▸ Data supplied
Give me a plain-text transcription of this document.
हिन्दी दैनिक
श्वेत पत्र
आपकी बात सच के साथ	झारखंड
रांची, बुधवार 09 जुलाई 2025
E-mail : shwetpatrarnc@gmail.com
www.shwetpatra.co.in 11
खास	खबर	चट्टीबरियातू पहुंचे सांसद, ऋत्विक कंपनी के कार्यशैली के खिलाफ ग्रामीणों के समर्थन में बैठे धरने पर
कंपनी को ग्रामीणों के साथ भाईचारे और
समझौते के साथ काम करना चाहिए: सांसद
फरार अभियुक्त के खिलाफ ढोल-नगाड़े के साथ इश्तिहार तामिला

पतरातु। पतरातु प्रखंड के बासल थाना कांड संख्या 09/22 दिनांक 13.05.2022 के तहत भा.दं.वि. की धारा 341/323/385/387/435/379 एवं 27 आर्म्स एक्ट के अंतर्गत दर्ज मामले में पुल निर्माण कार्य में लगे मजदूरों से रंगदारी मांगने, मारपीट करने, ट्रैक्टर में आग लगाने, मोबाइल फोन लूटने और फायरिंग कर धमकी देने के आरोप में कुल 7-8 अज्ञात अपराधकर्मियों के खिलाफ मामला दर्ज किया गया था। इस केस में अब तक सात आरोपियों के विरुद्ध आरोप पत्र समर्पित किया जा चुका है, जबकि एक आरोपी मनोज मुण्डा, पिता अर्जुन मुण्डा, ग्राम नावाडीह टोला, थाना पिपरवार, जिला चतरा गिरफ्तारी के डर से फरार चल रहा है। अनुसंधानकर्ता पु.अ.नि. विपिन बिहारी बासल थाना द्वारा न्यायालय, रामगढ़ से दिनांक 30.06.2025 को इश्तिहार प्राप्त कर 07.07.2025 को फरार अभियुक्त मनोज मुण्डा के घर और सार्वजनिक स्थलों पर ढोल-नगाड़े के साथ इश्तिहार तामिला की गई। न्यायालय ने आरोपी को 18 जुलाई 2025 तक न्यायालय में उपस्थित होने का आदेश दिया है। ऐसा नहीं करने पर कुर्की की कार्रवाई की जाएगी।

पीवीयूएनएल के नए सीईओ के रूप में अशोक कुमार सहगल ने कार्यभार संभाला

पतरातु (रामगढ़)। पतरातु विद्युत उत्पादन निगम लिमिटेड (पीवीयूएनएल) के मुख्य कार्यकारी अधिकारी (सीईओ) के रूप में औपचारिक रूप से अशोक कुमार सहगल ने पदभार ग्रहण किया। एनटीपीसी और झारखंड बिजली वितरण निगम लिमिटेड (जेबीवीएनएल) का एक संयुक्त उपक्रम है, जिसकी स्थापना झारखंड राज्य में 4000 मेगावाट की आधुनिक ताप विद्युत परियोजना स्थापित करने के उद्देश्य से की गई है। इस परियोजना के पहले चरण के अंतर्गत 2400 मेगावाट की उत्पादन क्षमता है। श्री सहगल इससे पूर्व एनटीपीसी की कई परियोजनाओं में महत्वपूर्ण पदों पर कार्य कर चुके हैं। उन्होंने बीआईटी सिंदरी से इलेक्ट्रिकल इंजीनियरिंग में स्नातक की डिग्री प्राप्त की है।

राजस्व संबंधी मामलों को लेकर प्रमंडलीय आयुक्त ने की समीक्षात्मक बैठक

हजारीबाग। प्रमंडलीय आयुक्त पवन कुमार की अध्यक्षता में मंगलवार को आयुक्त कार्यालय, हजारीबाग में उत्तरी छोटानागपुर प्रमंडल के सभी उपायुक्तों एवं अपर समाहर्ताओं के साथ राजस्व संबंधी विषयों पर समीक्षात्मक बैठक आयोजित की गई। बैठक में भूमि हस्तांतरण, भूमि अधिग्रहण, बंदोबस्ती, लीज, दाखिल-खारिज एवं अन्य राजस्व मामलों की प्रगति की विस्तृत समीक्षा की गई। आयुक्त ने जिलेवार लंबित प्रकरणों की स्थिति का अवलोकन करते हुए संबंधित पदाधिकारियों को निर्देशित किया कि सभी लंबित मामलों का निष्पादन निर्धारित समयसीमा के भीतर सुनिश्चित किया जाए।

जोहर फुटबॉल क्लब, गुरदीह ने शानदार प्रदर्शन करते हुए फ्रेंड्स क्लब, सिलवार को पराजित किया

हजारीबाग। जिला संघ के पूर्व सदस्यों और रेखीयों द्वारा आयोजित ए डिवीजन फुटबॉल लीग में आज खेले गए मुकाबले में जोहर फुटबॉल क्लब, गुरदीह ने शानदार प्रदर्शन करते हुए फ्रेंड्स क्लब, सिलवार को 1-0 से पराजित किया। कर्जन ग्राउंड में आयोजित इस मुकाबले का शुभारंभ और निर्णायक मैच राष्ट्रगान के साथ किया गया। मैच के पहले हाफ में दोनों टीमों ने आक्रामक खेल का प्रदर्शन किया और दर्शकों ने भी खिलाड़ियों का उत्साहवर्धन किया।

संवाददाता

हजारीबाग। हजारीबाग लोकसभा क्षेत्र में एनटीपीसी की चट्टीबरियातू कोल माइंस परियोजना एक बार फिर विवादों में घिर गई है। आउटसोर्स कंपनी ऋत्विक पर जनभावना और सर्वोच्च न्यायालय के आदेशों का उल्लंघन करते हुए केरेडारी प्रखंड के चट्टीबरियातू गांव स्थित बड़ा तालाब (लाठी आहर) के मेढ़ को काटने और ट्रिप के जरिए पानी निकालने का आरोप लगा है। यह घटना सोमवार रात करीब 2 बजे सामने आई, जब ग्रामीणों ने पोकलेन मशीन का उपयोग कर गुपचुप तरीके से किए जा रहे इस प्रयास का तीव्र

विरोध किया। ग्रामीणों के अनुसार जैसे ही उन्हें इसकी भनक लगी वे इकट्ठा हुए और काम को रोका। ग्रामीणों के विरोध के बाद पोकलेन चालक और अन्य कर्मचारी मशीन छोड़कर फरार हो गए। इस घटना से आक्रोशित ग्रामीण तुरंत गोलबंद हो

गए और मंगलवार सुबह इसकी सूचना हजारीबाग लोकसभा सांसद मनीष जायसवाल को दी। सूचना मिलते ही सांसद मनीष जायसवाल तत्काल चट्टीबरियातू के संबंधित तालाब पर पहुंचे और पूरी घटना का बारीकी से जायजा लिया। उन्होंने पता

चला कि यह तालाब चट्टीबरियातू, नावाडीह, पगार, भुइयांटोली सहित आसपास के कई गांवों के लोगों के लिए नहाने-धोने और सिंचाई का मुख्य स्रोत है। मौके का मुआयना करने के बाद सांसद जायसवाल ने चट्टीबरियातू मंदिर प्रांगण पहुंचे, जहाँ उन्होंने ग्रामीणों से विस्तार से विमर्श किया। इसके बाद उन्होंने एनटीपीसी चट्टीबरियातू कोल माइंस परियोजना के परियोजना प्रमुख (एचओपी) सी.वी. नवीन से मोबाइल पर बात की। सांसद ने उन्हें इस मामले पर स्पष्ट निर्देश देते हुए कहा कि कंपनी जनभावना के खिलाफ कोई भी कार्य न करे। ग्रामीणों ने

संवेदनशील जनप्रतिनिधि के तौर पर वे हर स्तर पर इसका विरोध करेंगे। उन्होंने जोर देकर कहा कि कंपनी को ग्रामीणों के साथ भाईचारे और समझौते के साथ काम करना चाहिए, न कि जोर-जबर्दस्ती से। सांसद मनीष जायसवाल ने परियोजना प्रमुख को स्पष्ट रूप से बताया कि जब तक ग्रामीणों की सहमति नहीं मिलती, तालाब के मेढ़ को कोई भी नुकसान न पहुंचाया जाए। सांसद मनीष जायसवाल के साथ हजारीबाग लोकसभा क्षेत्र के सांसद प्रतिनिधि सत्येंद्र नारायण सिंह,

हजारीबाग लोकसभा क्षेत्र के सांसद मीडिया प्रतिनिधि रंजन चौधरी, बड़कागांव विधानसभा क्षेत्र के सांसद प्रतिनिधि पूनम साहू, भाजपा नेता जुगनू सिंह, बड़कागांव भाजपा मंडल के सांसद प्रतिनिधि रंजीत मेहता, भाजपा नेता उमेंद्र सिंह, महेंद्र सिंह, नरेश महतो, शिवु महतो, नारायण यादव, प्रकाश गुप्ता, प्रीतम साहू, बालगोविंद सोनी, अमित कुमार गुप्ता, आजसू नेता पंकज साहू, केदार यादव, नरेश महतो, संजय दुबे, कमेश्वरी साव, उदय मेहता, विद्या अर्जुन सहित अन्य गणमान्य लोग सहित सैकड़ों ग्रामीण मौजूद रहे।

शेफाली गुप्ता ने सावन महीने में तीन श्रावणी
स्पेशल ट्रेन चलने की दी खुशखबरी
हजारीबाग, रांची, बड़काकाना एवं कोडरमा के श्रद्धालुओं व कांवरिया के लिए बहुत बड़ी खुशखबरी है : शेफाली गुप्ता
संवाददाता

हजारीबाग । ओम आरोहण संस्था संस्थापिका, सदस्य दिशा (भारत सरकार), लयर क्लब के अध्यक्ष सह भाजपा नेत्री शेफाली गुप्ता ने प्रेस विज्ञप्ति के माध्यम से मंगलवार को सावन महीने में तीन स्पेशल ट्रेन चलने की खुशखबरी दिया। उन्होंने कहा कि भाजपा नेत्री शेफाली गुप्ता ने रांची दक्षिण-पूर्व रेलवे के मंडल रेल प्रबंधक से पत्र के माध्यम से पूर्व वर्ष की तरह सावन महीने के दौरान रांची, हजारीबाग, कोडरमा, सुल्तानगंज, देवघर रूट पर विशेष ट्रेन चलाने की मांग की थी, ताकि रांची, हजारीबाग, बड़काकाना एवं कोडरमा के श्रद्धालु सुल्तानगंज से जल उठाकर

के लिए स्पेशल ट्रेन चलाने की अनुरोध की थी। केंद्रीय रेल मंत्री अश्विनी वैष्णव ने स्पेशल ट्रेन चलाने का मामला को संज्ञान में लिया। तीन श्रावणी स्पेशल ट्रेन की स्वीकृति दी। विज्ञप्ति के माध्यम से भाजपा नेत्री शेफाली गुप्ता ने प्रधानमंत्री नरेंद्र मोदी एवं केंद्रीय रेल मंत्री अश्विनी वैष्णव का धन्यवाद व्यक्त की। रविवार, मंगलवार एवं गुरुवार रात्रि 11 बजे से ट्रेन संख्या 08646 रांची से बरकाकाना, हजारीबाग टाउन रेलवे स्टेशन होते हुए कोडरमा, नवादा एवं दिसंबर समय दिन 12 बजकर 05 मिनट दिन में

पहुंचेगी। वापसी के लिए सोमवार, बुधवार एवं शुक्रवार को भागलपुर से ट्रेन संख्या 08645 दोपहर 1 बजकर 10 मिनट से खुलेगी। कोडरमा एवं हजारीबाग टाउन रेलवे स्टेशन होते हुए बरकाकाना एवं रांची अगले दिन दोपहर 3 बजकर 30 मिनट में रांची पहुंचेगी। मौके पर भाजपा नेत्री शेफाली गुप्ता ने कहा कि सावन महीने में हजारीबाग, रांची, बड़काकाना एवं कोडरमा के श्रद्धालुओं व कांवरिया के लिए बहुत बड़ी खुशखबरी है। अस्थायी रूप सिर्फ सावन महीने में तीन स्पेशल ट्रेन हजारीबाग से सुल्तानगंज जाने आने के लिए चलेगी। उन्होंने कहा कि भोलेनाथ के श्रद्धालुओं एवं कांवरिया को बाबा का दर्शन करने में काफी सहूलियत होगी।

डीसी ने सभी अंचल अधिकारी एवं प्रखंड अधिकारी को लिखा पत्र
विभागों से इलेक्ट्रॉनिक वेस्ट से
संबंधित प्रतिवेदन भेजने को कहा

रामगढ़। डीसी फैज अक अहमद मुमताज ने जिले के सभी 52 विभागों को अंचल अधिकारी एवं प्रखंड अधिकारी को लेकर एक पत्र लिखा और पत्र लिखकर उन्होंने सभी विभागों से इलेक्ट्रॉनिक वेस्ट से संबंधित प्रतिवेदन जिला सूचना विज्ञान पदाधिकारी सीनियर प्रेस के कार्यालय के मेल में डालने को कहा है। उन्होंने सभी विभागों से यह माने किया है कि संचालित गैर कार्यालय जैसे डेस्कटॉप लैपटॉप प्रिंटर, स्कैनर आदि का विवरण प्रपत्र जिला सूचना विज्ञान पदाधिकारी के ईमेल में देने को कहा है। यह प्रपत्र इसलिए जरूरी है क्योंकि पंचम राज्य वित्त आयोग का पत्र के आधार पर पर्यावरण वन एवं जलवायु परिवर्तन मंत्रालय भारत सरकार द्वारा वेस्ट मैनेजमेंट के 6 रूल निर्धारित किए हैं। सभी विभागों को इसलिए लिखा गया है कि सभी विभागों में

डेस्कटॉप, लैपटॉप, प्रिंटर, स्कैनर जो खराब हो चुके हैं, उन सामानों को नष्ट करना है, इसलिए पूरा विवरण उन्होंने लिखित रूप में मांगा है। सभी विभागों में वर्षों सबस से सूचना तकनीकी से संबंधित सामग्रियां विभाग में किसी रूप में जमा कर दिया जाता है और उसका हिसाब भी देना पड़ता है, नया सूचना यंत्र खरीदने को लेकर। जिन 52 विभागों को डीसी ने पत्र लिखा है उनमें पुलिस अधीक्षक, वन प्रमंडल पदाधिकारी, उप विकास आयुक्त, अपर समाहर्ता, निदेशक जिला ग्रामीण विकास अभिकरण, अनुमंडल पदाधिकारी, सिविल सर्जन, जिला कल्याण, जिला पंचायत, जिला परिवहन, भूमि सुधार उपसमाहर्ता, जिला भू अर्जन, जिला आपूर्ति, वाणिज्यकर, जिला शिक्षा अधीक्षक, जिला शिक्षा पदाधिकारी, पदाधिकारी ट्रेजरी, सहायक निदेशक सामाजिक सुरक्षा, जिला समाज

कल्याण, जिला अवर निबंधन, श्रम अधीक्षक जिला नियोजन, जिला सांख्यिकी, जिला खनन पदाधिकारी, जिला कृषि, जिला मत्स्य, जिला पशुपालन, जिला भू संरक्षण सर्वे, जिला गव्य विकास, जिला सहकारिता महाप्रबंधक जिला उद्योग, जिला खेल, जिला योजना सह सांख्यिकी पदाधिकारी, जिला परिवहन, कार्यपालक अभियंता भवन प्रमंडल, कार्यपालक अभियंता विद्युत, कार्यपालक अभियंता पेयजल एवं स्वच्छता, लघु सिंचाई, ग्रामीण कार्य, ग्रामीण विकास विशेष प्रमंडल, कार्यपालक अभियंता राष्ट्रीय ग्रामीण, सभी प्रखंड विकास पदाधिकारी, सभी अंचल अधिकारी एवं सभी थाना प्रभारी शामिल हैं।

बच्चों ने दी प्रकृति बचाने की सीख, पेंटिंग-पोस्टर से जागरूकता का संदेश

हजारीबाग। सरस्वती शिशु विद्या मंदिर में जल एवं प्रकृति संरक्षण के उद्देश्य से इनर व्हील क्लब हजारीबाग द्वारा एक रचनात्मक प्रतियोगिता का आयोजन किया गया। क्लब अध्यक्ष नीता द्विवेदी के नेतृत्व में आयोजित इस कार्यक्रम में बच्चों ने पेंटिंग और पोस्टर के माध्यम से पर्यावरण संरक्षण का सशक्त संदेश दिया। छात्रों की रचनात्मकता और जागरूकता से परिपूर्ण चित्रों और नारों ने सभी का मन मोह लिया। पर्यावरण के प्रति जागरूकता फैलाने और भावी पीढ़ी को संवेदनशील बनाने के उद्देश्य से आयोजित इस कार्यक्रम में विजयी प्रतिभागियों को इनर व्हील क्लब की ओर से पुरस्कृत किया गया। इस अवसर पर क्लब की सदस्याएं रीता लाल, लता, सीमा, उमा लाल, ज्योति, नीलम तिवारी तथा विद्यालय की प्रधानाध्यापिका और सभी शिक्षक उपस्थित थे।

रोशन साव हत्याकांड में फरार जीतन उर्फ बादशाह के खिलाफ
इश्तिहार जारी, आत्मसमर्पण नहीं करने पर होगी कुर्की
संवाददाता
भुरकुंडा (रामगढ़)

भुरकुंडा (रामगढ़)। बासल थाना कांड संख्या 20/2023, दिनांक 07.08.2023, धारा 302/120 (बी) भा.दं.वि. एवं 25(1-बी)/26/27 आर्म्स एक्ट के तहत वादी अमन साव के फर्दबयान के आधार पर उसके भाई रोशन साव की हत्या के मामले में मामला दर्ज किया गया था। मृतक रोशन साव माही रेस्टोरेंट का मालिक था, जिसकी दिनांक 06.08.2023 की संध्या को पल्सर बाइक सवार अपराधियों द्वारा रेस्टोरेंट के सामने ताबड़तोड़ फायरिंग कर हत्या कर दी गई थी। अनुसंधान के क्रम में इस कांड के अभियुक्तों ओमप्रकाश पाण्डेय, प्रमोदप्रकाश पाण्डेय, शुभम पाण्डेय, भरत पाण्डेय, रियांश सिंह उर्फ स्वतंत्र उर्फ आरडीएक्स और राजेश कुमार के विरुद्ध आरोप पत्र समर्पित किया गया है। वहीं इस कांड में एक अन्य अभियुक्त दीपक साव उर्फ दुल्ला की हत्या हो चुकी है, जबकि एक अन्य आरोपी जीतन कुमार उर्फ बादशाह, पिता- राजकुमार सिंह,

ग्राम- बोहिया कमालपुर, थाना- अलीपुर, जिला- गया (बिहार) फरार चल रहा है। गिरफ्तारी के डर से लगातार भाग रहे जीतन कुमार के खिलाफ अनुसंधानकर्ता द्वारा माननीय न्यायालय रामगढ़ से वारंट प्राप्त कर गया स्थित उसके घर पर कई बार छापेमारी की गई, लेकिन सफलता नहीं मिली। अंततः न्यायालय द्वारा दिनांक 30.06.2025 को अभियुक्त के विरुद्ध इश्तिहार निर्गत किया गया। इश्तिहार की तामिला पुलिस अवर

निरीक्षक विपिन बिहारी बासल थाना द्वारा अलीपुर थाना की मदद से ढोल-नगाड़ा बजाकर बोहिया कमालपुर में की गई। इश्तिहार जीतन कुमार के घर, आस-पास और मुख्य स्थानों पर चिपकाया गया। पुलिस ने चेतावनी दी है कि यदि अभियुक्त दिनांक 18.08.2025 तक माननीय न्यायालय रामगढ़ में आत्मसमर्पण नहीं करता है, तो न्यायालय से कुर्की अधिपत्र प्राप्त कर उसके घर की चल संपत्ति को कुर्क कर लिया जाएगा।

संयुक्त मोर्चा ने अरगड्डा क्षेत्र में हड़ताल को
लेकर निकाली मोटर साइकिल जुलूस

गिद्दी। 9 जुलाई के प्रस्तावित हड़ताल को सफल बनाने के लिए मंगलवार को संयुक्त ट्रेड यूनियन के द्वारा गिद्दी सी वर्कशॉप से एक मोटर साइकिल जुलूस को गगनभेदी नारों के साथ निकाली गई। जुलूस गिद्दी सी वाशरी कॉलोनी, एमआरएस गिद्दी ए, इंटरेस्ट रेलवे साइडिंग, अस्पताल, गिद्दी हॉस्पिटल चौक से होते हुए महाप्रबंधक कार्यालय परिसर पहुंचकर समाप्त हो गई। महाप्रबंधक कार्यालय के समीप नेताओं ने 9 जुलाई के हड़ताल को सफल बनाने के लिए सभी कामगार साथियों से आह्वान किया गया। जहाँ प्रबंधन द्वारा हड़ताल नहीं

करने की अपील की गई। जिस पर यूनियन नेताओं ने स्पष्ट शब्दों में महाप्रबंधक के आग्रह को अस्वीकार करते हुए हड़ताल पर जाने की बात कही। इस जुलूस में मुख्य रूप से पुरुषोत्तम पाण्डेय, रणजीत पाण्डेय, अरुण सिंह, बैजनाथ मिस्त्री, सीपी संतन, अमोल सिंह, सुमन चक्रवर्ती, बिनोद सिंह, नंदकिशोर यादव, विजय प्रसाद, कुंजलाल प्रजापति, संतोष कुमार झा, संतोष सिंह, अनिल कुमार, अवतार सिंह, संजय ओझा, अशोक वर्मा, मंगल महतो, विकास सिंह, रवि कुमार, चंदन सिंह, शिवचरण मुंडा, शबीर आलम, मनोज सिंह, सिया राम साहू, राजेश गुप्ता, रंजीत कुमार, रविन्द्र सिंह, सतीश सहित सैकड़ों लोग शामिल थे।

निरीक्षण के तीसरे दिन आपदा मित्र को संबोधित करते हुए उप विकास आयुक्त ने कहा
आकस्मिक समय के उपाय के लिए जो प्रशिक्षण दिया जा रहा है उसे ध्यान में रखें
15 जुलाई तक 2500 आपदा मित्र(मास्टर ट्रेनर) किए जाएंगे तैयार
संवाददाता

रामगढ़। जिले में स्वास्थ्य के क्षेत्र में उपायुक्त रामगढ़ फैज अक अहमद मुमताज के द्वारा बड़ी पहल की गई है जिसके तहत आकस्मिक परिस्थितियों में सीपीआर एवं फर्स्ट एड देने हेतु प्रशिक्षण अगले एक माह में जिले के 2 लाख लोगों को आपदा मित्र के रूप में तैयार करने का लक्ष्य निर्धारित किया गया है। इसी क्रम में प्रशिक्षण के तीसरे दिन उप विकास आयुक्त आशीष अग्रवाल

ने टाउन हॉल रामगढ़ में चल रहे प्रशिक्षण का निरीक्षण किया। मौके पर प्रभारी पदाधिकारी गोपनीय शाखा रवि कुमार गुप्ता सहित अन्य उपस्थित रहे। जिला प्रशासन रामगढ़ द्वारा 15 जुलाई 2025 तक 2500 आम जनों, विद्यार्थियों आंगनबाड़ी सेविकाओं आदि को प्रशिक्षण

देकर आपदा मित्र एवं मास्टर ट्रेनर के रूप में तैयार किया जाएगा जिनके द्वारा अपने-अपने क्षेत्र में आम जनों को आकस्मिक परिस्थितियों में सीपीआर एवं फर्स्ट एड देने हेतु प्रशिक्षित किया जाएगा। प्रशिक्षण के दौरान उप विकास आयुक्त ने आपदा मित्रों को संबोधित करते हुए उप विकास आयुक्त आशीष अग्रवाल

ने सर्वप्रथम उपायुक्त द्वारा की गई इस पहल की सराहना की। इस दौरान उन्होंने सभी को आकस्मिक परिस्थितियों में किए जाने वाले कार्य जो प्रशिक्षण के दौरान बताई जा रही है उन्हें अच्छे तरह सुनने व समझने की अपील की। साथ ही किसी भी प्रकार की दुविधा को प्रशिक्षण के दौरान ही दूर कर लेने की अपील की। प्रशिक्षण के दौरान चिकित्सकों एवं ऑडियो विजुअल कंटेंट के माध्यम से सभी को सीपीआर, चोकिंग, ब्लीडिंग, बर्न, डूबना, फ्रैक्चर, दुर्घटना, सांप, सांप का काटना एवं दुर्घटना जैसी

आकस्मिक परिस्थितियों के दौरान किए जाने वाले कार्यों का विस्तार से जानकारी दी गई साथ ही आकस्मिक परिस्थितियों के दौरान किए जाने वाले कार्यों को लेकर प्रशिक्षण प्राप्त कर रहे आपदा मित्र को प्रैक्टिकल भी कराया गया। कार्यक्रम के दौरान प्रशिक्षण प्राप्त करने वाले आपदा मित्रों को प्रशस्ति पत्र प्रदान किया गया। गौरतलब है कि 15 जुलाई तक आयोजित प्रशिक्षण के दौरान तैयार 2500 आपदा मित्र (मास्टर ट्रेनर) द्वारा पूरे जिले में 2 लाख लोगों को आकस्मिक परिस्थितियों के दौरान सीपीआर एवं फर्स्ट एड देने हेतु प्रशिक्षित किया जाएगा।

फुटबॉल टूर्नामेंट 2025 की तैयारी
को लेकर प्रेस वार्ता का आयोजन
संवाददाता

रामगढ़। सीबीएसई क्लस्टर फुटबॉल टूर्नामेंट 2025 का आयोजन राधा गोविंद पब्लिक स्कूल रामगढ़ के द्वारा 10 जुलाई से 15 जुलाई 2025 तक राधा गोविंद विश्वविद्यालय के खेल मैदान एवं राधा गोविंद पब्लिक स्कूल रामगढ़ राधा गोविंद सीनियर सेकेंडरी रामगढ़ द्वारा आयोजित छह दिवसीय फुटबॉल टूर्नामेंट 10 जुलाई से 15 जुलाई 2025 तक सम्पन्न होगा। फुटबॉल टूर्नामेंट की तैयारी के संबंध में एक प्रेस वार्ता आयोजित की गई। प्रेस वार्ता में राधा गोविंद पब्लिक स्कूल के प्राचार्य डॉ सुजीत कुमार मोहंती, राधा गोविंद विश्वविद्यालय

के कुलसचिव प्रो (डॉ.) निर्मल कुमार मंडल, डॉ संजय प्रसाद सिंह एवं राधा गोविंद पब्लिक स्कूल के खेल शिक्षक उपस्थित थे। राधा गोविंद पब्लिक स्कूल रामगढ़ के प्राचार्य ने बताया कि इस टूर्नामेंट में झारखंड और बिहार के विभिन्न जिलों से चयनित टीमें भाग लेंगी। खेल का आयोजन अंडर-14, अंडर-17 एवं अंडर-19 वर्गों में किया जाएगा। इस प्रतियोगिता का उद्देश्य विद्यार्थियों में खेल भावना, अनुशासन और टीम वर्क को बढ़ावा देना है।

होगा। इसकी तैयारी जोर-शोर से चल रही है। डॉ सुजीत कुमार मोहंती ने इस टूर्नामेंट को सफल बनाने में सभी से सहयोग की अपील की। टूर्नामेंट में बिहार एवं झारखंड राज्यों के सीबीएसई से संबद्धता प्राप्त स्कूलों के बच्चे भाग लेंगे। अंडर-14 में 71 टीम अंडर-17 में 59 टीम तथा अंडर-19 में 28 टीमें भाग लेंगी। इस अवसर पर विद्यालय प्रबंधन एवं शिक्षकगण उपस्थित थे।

▸ Job
Find the word "मसमर" in the entries above and gather every line that holds it.

▸ Solution
इश्तिहार जारी, आत्मसमर्पण नहीं करने पर होगी कुर्की
निरीक्षक विपिन बिहारी बासल थाना द्वारा अलीपुर थाना की मदद से ढोल-नगाड़ा बजाकर बोहिया कमालपुर में की गई। इश्तिहार जीतन कुमार के घर, आस-पास और मुख्य स्थानों पर चिपकाया गया। पुलिस ने चेतावनी दी है कि यदि अभियुक्त दिनांक 18.08.2025 तक माननीय न्यायालय रामगढ़ में आत्मसमर्पण नहीं करता है, तो न्यायालय से कुर्की अधिपत्र प्राप्त कर उसके घर की चल संपत्ति को कुर्क कर लिया जाएगा।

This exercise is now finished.